Exercise aim
Tally the lines that contain the string "Release" and state that total without comment.

Provided information
+++

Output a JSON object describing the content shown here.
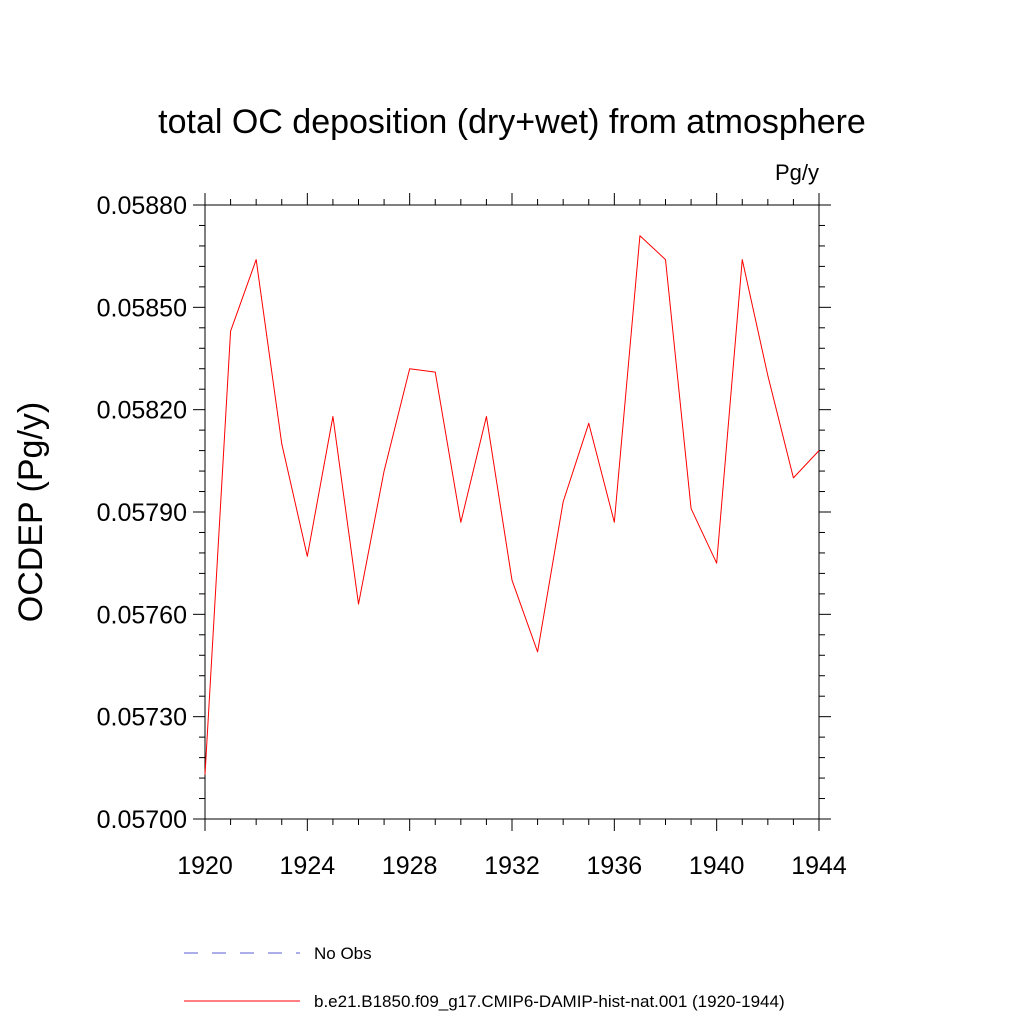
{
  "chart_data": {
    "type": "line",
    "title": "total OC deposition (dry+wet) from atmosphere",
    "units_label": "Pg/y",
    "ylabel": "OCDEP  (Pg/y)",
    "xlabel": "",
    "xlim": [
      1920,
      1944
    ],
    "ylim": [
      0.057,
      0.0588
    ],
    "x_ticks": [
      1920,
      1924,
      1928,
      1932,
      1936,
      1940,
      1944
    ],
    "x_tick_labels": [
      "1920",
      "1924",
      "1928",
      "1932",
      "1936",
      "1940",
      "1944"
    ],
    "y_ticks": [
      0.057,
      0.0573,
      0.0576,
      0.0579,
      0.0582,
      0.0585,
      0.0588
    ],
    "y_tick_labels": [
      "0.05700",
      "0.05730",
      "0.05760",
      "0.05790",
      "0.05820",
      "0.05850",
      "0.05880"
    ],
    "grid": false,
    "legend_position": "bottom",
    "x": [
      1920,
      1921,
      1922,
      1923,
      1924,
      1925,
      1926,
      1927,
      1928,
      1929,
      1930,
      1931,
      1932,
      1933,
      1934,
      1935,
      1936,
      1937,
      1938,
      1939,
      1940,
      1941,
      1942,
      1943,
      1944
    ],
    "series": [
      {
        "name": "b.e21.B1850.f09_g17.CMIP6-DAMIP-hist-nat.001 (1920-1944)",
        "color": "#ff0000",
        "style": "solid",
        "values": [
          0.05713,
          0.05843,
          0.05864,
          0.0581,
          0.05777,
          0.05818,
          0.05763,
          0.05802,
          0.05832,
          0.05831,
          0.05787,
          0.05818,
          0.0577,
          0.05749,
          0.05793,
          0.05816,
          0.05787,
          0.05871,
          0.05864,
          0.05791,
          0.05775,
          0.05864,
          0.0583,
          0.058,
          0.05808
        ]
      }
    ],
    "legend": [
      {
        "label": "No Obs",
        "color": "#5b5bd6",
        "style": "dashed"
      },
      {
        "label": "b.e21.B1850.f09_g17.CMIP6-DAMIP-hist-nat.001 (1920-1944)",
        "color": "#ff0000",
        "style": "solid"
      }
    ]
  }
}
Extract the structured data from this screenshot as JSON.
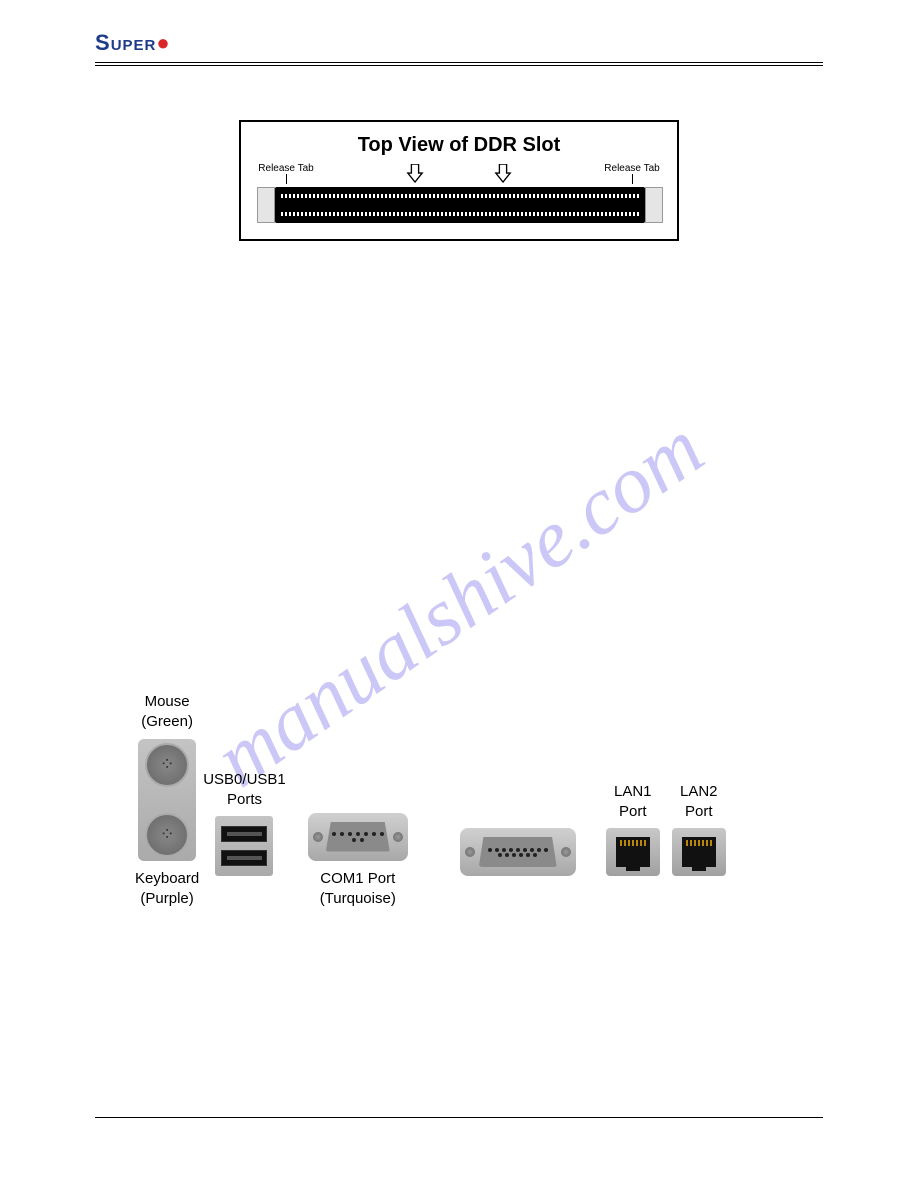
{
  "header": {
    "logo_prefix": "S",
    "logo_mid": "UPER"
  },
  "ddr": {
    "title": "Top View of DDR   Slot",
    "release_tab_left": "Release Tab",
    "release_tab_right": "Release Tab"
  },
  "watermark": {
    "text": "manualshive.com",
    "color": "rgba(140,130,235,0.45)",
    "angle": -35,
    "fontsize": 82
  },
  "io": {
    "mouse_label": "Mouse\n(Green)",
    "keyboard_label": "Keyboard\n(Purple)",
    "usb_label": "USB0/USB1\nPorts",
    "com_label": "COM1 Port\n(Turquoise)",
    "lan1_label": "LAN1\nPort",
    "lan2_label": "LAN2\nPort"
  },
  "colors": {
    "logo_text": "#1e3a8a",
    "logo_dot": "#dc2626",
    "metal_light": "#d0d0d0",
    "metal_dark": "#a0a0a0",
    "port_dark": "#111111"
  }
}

+++

The completed task
2